Information shown ::
◆ ◆ ◆ ◆ ◆

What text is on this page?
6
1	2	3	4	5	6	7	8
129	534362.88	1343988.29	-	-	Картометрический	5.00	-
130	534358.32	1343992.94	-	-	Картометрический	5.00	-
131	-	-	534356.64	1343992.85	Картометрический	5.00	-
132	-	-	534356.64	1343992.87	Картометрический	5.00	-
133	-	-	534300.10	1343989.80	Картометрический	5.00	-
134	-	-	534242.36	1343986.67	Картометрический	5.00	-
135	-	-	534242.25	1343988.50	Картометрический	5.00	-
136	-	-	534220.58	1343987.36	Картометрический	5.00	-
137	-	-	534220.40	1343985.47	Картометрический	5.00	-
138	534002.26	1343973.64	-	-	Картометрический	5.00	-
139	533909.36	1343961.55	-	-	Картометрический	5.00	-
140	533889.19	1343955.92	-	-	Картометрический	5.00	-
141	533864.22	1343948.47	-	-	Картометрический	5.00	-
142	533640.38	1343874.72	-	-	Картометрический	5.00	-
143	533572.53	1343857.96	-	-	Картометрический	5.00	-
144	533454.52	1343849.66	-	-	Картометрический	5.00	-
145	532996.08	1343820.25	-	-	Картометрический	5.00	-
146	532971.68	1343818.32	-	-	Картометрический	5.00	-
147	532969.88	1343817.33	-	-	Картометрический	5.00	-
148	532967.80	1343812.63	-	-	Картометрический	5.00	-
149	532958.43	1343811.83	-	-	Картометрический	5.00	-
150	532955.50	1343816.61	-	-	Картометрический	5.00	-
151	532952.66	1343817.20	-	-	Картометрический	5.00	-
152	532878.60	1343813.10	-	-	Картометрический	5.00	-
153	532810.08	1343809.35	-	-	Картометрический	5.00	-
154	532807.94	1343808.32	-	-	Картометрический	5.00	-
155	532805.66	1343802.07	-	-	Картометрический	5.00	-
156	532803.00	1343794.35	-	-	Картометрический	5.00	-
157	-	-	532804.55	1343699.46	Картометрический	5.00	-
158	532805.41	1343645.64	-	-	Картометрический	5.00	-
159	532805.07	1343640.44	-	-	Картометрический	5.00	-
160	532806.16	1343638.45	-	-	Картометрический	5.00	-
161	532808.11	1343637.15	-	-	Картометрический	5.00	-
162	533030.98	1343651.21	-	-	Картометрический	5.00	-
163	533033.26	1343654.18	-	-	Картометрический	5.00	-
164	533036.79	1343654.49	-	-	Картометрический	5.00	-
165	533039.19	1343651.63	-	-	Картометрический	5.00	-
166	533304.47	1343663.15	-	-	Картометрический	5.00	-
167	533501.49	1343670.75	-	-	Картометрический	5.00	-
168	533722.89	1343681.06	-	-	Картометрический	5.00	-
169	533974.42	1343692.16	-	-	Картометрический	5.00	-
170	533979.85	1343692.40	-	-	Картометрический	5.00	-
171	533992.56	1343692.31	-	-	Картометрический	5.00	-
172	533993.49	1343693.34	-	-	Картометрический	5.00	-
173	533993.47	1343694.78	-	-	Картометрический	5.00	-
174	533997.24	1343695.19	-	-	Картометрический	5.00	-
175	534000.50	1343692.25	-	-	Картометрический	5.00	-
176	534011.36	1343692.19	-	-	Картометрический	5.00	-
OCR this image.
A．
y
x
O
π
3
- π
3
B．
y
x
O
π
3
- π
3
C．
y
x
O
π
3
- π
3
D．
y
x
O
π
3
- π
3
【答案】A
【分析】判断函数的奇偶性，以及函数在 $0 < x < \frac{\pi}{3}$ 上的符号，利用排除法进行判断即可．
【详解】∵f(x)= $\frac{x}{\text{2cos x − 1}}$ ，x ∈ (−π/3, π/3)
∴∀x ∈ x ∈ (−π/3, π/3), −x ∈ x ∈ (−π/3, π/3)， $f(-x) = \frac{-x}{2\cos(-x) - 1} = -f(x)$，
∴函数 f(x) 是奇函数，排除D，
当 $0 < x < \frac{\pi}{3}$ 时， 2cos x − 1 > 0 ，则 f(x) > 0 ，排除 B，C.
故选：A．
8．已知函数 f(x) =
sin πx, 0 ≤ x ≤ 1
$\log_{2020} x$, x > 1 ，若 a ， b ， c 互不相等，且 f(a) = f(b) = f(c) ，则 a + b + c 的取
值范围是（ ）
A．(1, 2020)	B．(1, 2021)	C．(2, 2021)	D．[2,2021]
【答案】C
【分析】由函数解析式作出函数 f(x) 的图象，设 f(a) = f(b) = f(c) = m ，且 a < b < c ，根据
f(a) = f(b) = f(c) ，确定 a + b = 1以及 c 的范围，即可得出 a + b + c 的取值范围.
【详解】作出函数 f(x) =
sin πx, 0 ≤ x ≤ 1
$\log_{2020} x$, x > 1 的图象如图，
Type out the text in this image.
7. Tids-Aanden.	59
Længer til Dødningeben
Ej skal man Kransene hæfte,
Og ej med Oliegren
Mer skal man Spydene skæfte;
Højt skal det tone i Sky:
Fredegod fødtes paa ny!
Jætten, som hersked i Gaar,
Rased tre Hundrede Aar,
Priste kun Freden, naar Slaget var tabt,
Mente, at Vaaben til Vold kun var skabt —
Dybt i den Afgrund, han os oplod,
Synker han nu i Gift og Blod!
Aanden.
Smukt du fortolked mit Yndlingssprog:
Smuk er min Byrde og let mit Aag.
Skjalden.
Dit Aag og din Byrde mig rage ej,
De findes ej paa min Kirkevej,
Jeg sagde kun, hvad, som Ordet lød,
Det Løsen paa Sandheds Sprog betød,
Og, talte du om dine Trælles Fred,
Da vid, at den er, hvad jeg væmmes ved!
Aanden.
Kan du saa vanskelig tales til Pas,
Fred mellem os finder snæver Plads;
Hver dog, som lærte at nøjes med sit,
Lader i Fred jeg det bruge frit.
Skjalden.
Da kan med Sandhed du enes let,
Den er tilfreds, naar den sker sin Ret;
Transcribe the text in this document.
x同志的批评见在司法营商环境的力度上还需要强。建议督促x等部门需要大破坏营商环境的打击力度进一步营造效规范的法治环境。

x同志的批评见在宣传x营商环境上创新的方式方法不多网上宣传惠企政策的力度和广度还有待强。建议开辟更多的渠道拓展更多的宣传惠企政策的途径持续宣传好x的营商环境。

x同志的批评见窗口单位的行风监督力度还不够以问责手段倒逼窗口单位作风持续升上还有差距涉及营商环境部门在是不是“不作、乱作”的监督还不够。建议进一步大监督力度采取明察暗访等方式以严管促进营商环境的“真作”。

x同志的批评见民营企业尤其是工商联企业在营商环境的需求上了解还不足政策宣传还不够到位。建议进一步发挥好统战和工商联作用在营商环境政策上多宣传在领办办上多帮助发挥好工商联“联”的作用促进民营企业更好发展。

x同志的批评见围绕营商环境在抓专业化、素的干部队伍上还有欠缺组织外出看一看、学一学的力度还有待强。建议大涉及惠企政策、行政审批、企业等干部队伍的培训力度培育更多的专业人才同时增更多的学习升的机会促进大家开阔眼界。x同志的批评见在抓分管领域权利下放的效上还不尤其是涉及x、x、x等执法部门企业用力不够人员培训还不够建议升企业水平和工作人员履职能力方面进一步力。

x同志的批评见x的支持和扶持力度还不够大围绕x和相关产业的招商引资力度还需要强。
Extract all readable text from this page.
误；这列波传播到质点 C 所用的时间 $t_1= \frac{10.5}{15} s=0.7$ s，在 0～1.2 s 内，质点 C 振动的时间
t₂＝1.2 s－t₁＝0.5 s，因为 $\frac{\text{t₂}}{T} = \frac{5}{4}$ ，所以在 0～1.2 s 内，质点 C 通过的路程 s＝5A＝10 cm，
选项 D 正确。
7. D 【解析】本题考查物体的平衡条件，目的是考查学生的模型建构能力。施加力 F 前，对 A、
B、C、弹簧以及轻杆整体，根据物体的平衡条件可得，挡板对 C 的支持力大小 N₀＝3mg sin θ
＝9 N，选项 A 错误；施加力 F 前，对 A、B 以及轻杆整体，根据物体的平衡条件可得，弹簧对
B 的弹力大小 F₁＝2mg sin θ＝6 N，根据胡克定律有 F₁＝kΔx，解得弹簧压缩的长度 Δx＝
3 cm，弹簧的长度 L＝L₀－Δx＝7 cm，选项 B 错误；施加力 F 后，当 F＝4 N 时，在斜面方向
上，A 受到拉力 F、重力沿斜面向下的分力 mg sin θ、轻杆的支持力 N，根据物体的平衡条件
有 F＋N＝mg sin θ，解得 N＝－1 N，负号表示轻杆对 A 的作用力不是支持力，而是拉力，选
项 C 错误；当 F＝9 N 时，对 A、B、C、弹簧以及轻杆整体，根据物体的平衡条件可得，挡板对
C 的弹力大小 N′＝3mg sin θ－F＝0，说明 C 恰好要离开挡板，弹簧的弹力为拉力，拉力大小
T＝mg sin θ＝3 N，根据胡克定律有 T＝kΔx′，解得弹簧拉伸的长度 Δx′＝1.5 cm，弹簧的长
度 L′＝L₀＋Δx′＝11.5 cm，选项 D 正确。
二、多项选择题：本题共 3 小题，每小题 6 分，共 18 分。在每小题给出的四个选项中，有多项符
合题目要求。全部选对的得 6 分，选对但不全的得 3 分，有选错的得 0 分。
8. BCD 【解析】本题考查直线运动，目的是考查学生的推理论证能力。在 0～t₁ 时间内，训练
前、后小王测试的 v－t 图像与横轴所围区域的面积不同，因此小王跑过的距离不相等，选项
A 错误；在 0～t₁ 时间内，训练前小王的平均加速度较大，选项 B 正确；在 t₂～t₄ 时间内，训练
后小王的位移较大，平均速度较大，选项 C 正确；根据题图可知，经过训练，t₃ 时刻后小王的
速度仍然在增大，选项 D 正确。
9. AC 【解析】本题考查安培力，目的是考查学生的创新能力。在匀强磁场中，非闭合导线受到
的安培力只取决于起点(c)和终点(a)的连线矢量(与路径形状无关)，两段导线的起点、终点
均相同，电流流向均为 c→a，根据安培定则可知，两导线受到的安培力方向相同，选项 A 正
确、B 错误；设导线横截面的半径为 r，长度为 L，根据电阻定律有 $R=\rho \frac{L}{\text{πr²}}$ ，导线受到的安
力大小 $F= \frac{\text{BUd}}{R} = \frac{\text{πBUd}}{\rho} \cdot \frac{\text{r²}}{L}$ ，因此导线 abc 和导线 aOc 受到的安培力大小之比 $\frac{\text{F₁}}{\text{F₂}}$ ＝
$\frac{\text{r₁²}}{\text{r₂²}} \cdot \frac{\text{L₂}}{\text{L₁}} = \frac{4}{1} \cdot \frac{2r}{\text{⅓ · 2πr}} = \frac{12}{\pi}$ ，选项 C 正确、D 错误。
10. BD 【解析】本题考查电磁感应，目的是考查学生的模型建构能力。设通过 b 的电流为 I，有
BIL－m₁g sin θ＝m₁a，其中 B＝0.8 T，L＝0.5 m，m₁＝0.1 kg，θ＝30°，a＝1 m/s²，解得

◆ ◆ ◆ ◆ ◆

Stated goal :: Look above for the line containing "Extract all readable text from this page.", then transcribe it and all lines after it through the last, exactly and with nothing else.

Written answer ::
Extract all readable text from this page.
误；这列波传播到质点 C 所用的时间 $t_1= \frac{10.5}{15} s=0.7$ s，在 0～1.2 s 内，质点 C 振动的时间
t₂＝1.2 s－t₁＝0.5 s，因为 $\frac{\text{t₂}}{T} = \frac{5}{4}$ ，所以在 0～1.2 s 内，质点 C 通过的路程 s＝5A＝10 cm，
选项 D 正确。
7. D 【解析】本题考查物体的平衡条件，目的是考查学生的模型建构能力。施加力 F 前，对 A、
B、C、弹簧以及轻杆整体，根据物体的平衡条件可得，挡板对 C 的支持力大小 N₀＝3mg sin θ
＝9 N，选项 A 错误；施加力 F 前，对 A、B 以及轻杆整体，根据物体的平衡条件可得，弹簧对
B 的弹力大小 F₁＝2mg sin θ＝6 N，根据胡克定律有 F₁＝kΔx，解得弹簧压缩的长度 Δx＝
3 cm，弹簧的长度 L＝L₀－Δx＝7 cm，选项 B 错误；施加力 F 后，当 F＝4 N 时，在斜面方向
上，A 受到拉力 F、重力沿斜面向下的分力 mg sin θ、轻杆的支持力 N，根据物体的平衡条件
有 F＋N＝mg sin θ，解得 N＝－1 N，负号表示轻杆对 A 的作用力不是支持力，而是拉力，选
项 C 错误；当 F＝9 N 时，对 A、B、C、弹簧以及轻杆整体，根据物体的平衡条件可得，挡板对
C 的弹力大小 N′＝3mg sin θ－F＝0，说明 C 恰好要离开挡板，弹簧的弹力为拉力，拉力大小
T＝mg sin θ＝3 N，根据胡克定律有 T＝kΔx′，解得弹簧拉伸的长度 Δx′＝1.5 cm，弹簧的长
度 L′＝L₀＋Δx′＝11.5 cm，选项 D 正确。
二、多项选择题：本题共 3 小题，每小题 6 分，共 18 分。在每小题给出的四个选项中，有多项符
合题目要求。全部选对的得 6 分，选对但不全的得 3 分，有选错的得 0 分。
8. BCD 【解析】本题考查直线运动，目的是考查学生的推理论证能力。在 0～t₁ 时间内，训练
前、后小王测试的 v－t 图像与横轴所围区域的面积不同，因此小王跑过的距离不相等，选项
A 错误；在 0～t₁ 时间内，训练前小王的平均加速度较大，选项 B 正确；在 t₂～t₄ 时间内，训练
后小王的位移较大，平均速度较大，选项 C 正确；根据题图可知，经过训练，t₃ 时刻后小王的
速度仍然在增大，选项 D 正确。
9. AC 【解析】本题考查安培力，目的是考查学生的创新能力。在匀强磁场中，非闭合导线受到
的安培力只取决于起点(c)和终点(a)的连线矢量(与路径形状无关)，两段导线的起点、终点
均相同，电流流向均为 c→a，根据安培定则可知，两导线受到的安培力方向相同，选项 A 正
确、B 错误；设导线横截面的半径为 r，长度为 L，根据电阻定律有 $R=\rho \frac{L}{\text{πr²}}$ ，导线受到的安
力大小 $F= \frac{\text{BUd}}{R} = \frac{\text{πBUd}}{\rho} \cdot \frac{\text{r²}}{L}$ ，因此导线 abc 和导线 aOc 受到的安培力大小之比 $\frac{\text{F₁}}{\text{F₂}}$ ＝
$\frac{\text{r₁²}}{\text{r₂²}} \cdot \frac{\text{L₂}}{\text{L₁}} = \frac{4}{1} \cdot \frac{2r}{\text{⅓ · 2πr}} = \frac{12}{\pi}$ ，选项 C 正确、D 错误。
10. BD 【解析】本题考查电磁感应，目的是考查学生的模型建构能力。设通过 b 的电流为 I，有
BIL－m₁g sin θ＝m₁a，其中 B＝0.8 T，L＝0.5 m，m₁＝0.1 kg，θ＝30°，a＝1 m/s²，解得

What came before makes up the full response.